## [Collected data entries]
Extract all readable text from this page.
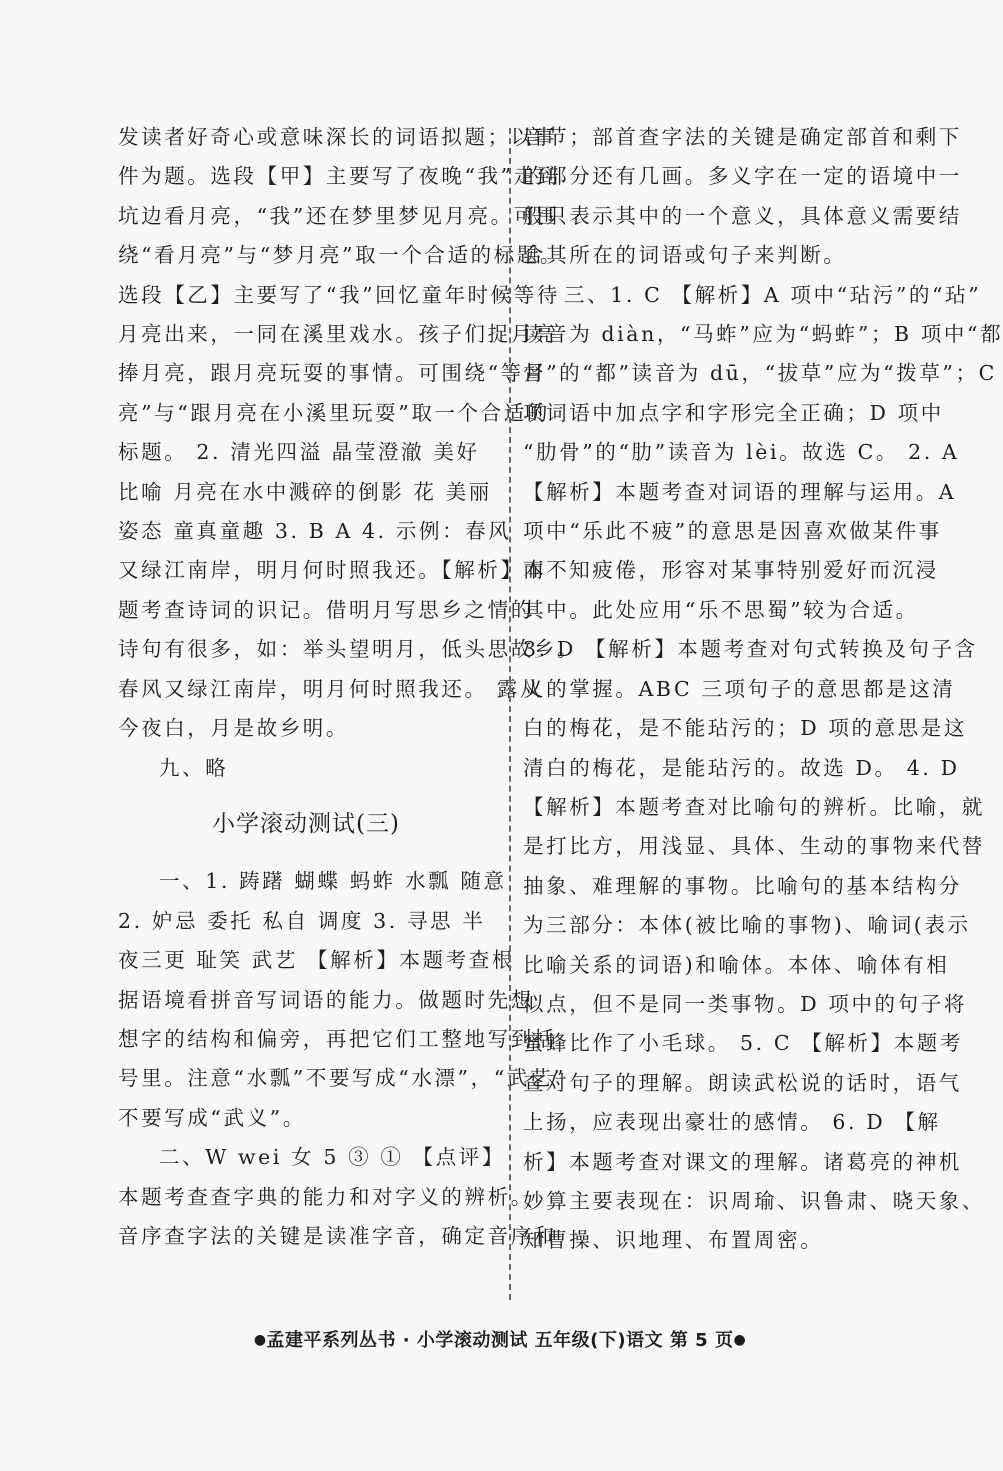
发读者好奇心或意味深长的词语拟题；以事
件为题。选段【甲】主要写了夜晚“我”走到
坑边看月亮，“我”还在梦里梦见月亮。可围
绕“看月亮”与“梦月亮”取一个合适的标题。
选段【乙】主要写了“我”回忆童年时候等待
月亮出来，一同在溪里戏水。孩子们捉月亮
捧月亮，跟月亮玩耍的事情。可围绕“等月
亮”与“跟月亮在小溪里玩耍”取一个合适的
标题。 2. 清光四溢 晶莹澄澈 美好
比喻 月亮在水中溅碎的倒影 花 美丽
姿态 童真童趣 3. B A 4. 示例：春风
又绿江南岸，明月何时照我还。【解析】本
题考查诗词的识记。借明月写思乡之情的
诗句有很多，如：举头望明月，低头思故乡。
春风又绿江南岸，明月何时照我还。 露从
今夜白，月是故乡明。
九、略
小学滚动测试(三)
一、1. 踌躇 蝴蝶 蚂蚱 水瓢 随意
2. 妒忌 委托 私自 调度 3. 寻思 半
夜三更 耻笑 武艺 【解析】本题考查根
据语境看拼音写词语的能力。做题时先想
想字的结构和偏旁，再把它们工整地写到括
号里。注意“水瓢”不要写成“水漂”，“武艺”
不要写成“武义”。
二、W wei 女 5 ③ ① 【点评】
本题考查查字典的能力和对字义的辨析。
音序查字法的关键是读准字音，确定音序和
音节；部首查字法的关键是确定部首和剩下
的部分还有几画。多义字在一定的语境中一
般只表示其中的一个意义，具体意义需要结
合其所在的词语或句子来判断。
三、1. C 【解析】A 项中“玷污”的“玷”
读音为 diàn，“马蚱”应为“蚂蚱”；B 项中“都
督”的“都”读音为 dū，“拔草”应为“拨草”；C
项词语中加点字和字形完全正确；D 项中
“肋骨”的“肋”读音为 lèi。故选 C。 2. A
【解析】本题考查对词语的理解与运用。A
项中“乐此不疲”的意思是因喜欢做某件事
而不知疲倦，形容对某事特别爱好而沉浸
其中。此处应用“乐不思蜀”较为合适。
3. D 【解析】本题考查对句式转换及句子含
义的掌握。ABC 三项句子的意思都是这清
白的梅花，是不能玷污的；D 项的意思是这
清白的梅花，是能玷污的。故选 D。 4. D
【解析】本题考查对比喻句的辨析。比喻，就
是打比方，用浅显、具体、生动的事物来代替
抽象、难理解的事物。比喻句的基本结构分
为三部分：本体(被比喻的事物)、喻词(表示
比喻关系的词语)和喻体。本体、喻体有相
似点，但不是同一类事物。D 项中的句子将
蜜蜂比作了小毛球。 5. C 【解析】本题考
查对句子的理解。朗读武松说的话时，语气
上扬，应表现出豪壮的感情。 6. D 【解
析】本题考查对课文的理解。诸葛亮的神机
妙算主要表现在：识周瑜、识鲁肃、晓天象、
知曹操、识地理、布置周密。
●孟建平系列丛书 · 小学滚动测试 五年级(下)语文 第 5 页●
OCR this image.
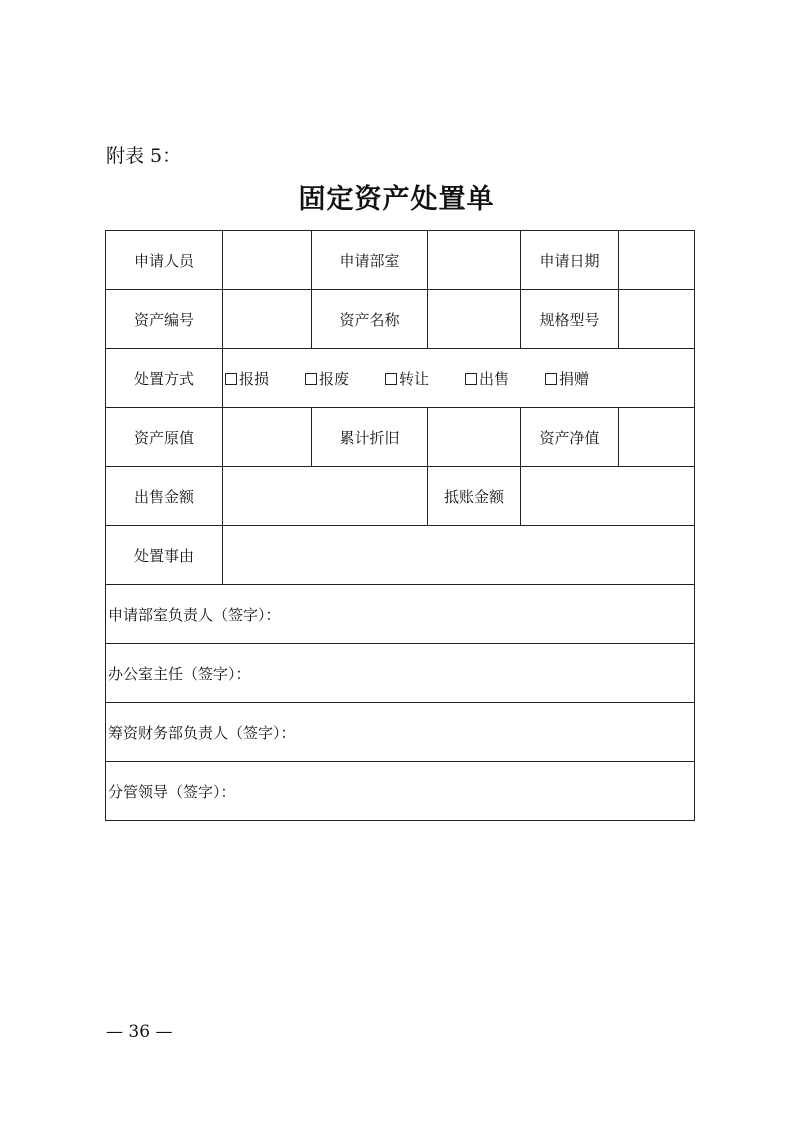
附表 5：
固定资产处置单
申请人员		申请部室		申请日期	
资产编号		资产名称		规格型号	
处置方式	报损 报废 转让 出售 捐赠				
资产原值		累计折旧		资产净值	
出售金额			抵账金额		
处置事由					
申请部室负责人（签字）：					
办公室主任（签字）：					
筹资财务部负责人（签字）：					
分管领导（签字）：					
— 36 —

## [SHORT EXERCISE]
Retype the whole listing, keeping every line identical and omitting all pictures.

## [OUTPUT OF THE TASK]
Extract all readable text from this page.
发读者好奇心或意味深长的词语拟题；以事
件为题。选段【甲】主要写了夜晚“我”走到
坑边看月亮，“我”还在梦里梦见月亮。可围
绕“看月亮”与“梦月亮”取一个合适的标题。
选段【乙】主要写了“我”回忆童年时候等待
月亮出来，一同在溪里戏水。孩子们捉月亮
捧月亮，跟月亮玩耍的事情。可围绕“等月
亮”与“跟月亮在小溪里玩耍”取一个合适的
标题。 2. 清光四溢 晶莹澄澈 美好
比喻 月亮在水中溅碎的倒影 花 美丽
姿态 童真童趣 3. B A 4. 示例：春风
又绿江南岸，明月何时照我还。【解析】本
题考查诗词的识记。借明月写思乡之情的
诗句有很多，如：举头望明月，低头思故乡。
春风又绿江南岸，明月何时照我还。 露从
今夜白，月是故乡明。
九、略
小学滚动测试(三)
一、1. 踌躇 蝴蝶 蚂蚱 水瓢 随意
2. 妒忌 委托 私自 调度 3. 寻思 半
夜三更 耻笑 武艺 【解析】本题考查根
据语境看拼音写词语的能力。做题时先想
想字的结构和偏旁，再把它们工整地写到括
号里。注意“水瓢”不要写成“水漂”，“武艺”
不要写成“武义”。
二、W wei 女 5 ③ ① 【点评】
本题考查查字典的能力和对字义的辨析。
音序查字法的关键是读准字音，确定音序和
音节；部首查字法的关键是确定部首和剩下
的部分还有几画。多义字在一定的语境中一
般只表示其中的一个意义，具体意义需要结
合其所在的词语或句子来判断。
三、1. C 【解析】A 项中“玷污”的“玷”
读音为 diàn，“马蚱”应为“蚂蚱”；B 项中“都
督”的“都”读音为 dū，“拔草”应为“拨草”；C
项词语中加点字和字形完全正确；D 项中
“肋骨”的“肋”读音为 lèi。故选 C。 2. A
【解析】本题考查对词语的理解与运用。A
项中“乐此不疲”的意思是因喜欢做某件事
而不知疲倦，形容对某事特别爱好而沉浸
其中。此处应用“乐不思蜀”较为合适。
3. D 【解析】本题考查对句式转换及句子含
义的掌握。ABC 三项句子的意思都是这清
白的梅花，是不能玷污的；D 项的意思是这
清白的梅花，是能玷污的。故选 D。 4. D
【解析】本题考查对比喻句的辨析。比喻，就
是打比方，用浅显、具体、生动的事物来代替
抽象、难理解的事物。比喻句的基本结构分
为三部分：本体(被比喻的事物)、喻词(表示
比喻关系的词语)和喻体。本体、喻体有相
似点，但不是同一类事物。D 项中的句子将
蜜蜂比作了小毛球。 5. C 【解析】本题考
查对句子的理解。朗读武松说的话时，语气
上扬，应表现出豪壮的感情。 6. D 【解
析】本题考查对课文的理解。诸葛亮的神机
妙算主要表现在：识周瑜、识鲁肃、晓天象、
知曹操、识地理、布置周密。
●孟建平系列丛书 · 小学滚动测试 五年级(下)语文 第 5 页●
OCR this image.
附表 5：
固定资产处置单
申请人员		申请部室		申请日期	
资产编号		资产名称		规格型号	
处置方式	报损 报废 转让 出售 捐赠				
资产原值		累计折旧		资产净值	
出售金额			抵账金额		
处置事由					
申请部室负责人（签字）：					
办公室主任（签字）：					
筹资财务部负责人（签字）：					
分管领导（签字）：					
— 36 —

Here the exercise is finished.